*DIRECTION*
In the lines below, find how many contain the word "تعالى" and report that figure alone.

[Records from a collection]
--

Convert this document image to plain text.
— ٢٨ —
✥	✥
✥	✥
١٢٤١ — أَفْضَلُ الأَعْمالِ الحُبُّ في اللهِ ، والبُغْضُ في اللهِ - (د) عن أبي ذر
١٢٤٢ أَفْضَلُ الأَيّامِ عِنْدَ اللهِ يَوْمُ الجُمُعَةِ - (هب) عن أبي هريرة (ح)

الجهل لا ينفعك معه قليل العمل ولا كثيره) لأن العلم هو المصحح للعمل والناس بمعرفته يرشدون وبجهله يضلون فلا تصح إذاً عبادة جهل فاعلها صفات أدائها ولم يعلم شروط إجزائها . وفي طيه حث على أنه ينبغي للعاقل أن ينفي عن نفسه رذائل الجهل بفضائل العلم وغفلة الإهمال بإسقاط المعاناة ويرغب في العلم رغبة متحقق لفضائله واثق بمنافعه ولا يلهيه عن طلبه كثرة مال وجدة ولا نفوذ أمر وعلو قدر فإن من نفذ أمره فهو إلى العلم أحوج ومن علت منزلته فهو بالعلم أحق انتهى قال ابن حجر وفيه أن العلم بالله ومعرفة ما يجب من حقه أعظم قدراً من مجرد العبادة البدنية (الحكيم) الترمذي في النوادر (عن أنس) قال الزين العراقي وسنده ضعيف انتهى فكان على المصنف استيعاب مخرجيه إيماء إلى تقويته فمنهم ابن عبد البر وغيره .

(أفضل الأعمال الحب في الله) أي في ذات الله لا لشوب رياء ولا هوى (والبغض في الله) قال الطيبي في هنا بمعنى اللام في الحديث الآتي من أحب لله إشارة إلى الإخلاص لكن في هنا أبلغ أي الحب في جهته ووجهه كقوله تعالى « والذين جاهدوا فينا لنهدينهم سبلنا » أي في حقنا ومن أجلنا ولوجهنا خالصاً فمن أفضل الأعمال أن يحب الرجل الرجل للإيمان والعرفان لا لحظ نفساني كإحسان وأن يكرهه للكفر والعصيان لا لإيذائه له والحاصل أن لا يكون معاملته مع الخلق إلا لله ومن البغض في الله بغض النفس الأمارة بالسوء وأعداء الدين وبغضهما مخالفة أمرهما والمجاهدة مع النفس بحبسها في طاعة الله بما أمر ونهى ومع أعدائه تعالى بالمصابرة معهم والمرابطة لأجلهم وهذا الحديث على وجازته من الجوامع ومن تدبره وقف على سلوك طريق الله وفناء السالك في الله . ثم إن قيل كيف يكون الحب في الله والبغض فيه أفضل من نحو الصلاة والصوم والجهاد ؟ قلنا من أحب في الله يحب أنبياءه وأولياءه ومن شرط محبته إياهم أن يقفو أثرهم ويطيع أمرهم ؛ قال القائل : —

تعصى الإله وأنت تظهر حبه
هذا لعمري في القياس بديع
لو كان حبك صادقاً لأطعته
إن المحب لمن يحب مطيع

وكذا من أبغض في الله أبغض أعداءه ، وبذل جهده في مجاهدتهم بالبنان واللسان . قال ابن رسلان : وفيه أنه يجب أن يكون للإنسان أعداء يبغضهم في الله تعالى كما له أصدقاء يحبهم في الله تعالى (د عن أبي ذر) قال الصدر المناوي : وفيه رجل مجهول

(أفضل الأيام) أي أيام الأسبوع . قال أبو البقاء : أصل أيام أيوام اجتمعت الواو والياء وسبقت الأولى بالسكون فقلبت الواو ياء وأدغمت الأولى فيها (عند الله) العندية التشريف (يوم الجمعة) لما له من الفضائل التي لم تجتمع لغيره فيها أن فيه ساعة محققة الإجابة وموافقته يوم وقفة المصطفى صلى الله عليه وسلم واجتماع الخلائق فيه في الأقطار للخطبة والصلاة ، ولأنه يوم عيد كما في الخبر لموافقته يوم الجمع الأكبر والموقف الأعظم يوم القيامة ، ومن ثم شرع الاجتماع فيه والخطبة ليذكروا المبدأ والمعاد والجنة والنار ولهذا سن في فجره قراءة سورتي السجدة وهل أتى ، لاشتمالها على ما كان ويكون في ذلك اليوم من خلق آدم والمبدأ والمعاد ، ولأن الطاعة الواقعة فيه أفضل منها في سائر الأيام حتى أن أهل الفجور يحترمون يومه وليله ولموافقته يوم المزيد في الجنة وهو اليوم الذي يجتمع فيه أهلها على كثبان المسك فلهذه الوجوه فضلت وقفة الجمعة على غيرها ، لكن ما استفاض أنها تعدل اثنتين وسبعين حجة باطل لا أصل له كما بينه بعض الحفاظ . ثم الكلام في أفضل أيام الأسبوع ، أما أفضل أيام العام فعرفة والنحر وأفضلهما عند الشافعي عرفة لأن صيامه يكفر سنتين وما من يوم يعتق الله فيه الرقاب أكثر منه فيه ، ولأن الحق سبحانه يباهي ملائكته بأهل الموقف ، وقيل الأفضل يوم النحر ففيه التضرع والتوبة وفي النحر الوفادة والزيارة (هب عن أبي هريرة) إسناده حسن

--

*EXERCISE ANSWER*
2